Input records:
________
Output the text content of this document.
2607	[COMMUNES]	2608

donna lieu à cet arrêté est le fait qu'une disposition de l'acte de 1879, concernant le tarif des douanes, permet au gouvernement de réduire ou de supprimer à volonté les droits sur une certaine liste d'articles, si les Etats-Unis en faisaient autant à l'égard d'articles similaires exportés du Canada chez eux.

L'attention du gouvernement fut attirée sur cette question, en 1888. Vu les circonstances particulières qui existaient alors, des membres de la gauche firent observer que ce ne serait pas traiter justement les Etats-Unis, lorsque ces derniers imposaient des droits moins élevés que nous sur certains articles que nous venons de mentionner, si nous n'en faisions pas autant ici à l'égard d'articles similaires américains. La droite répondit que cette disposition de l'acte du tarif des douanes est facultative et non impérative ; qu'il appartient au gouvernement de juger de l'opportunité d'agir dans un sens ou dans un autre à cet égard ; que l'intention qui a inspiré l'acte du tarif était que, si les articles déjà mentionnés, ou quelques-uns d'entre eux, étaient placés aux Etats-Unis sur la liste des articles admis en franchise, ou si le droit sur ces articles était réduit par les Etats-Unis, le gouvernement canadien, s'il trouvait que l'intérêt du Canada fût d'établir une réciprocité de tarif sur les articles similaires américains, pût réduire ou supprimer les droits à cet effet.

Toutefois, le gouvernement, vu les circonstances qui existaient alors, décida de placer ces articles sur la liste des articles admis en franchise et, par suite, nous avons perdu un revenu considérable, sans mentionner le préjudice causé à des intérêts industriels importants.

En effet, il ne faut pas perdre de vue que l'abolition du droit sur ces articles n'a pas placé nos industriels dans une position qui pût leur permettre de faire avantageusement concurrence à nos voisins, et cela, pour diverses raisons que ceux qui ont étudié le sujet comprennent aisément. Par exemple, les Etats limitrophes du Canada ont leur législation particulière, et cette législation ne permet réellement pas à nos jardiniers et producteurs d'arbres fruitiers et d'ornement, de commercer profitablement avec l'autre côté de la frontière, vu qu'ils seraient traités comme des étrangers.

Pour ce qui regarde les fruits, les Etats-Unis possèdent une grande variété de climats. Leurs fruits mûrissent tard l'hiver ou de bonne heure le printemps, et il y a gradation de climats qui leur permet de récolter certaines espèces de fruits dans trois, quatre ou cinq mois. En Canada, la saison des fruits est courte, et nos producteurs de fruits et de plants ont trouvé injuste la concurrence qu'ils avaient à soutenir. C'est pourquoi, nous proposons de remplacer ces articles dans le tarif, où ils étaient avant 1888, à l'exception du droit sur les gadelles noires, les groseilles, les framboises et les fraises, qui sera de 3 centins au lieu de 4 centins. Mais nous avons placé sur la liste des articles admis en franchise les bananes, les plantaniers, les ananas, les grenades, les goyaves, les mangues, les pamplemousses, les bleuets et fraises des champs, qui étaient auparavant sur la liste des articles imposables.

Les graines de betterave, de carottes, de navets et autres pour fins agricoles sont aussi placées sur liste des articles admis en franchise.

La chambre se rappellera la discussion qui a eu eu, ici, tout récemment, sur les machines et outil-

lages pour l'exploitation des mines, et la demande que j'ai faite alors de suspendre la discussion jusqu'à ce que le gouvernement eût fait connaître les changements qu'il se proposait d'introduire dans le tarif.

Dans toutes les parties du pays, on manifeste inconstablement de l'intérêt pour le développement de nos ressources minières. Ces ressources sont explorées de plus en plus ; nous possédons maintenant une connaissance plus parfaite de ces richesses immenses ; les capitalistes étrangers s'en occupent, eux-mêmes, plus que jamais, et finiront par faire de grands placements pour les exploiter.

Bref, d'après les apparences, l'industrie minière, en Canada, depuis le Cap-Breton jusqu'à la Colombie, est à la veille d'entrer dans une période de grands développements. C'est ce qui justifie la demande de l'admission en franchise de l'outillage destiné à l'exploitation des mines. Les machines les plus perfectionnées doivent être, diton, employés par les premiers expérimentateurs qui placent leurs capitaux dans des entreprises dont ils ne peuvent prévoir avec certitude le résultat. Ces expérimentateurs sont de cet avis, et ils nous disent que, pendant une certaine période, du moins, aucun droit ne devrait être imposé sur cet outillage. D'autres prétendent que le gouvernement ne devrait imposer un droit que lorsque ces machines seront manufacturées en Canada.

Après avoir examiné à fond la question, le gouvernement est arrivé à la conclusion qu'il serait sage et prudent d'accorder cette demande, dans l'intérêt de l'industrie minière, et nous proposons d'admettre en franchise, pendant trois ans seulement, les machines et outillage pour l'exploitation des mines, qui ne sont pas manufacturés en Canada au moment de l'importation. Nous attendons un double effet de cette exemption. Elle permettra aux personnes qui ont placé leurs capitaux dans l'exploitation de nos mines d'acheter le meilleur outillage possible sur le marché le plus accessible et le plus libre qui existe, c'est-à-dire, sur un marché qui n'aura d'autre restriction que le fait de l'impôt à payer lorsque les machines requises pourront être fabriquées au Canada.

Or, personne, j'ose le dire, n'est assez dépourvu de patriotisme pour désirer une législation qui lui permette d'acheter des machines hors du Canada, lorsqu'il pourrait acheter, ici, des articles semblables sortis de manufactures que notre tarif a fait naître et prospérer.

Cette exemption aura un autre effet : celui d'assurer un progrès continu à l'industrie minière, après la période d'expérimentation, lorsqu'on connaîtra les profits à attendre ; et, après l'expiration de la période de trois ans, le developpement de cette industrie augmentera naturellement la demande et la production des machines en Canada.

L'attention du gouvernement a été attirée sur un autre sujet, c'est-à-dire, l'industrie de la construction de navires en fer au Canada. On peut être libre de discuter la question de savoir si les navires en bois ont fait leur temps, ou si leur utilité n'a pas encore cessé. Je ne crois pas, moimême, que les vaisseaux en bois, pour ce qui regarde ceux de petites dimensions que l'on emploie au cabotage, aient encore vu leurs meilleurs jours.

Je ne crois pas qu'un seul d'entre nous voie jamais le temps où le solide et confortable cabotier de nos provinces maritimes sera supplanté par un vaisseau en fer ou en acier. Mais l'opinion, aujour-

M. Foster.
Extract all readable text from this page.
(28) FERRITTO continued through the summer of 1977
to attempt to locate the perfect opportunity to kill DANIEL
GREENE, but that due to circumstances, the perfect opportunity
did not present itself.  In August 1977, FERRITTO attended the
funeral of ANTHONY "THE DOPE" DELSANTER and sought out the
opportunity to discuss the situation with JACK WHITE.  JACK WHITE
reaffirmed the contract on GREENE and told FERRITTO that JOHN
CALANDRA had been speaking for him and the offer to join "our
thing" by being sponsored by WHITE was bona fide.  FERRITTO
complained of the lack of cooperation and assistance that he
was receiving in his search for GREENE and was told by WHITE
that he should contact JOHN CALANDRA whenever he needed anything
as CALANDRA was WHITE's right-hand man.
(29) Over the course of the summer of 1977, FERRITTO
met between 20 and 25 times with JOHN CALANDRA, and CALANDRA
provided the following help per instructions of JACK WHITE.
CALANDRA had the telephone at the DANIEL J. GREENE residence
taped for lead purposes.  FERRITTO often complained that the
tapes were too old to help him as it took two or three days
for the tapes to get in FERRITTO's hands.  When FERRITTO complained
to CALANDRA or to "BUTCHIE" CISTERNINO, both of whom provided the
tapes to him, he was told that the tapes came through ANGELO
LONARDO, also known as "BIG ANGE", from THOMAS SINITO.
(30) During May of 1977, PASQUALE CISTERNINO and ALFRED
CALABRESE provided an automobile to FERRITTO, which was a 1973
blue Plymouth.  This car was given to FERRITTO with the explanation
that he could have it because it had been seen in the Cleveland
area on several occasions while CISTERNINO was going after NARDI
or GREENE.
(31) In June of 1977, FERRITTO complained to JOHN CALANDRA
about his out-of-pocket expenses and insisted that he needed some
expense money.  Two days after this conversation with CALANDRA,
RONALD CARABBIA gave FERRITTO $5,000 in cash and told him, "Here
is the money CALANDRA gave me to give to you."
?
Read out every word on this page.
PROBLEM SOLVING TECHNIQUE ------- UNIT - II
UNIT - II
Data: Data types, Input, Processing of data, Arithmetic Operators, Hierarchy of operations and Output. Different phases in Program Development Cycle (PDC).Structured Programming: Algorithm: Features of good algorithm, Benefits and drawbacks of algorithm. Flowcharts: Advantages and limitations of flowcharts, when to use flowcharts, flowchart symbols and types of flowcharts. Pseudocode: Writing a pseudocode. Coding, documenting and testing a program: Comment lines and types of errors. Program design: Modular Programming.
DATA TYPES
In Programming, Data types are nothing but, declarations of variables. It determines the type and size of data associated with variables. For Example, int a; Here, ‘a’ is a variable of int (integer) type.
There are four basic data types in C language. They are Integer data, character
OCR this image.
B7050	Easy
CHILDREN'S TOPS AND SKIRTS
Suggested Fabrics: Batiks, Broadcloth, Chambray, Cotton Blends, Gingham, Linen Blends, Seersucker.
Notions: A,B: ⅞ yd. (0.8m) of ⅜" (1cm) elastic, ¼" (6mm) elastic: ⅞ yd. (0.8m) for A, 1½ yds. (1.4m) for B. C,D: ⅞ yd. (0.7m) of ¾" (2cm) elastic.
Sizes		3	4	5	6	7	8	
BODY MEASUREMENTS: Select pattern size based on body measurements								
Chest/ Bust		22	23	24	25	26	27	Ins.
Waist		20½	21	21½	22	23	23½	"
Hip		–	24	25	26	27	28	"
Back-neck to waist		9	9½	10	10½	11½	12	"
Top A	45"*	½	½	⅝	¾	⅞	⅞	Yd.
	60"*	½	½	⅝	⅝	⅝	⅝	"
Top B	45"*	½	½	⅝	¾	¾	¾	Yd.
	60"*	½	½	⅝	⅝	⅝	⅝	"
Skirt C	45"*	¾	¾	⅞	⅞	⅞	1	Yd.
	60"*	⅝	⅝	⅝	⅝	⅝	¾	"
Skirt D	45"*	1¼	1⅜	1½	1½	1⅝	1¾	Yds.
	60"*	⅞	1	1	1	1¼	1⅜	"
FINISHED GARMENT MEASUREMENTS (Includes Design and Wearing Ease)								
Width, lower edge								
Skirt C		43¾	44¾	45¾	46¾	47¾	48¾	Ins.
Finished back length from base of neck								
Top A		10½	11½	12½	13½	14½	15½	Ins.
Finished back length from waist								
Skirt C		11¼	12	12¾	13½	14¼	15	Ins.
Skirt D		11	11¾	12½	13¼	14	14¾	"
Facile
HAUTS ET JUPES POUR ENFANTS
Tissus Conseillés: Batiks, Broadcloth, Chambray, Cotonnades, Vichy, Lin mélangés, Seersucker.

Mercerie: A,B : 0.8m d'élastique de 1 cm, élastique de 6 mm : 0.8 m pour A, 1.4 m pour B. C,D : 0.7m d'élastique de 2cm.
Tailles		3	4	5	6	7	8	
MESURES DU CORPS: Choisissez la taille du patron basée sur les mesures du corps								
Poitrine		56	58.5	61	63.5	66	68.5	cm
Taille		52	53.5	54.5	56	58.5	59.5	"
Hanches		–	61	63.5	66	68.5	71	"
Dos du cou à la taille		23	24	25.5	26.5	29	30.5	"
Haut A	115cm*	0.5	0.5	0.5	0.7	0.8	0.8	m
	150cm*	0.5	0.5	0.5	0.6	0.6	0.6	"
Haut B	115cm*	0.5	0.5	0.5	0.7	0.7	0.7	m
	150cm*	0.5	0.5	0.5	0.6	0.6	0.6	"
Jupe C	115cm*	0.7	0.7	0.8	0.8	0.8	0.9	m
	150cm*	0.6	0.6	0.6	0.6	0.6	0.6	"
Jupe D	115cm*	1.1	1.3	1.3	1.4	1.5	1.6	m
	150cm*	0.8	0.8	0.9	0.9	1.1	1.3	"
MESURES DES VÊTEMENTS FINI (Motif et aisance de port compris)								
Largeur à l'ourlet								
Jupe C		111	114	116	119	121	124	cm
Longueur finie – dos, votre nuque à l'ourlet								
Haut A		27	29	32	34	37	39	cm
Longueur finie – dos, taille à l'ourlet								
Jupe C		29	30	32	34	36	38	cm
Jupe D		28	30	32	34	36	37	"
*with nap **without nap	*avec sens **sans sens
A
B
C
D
________
Aim of the task: From the data, pick out every line that includes "help".

Final result:
provided the following help per instructions of JACK WHITE.
tapes were too old to help him as it took two or three days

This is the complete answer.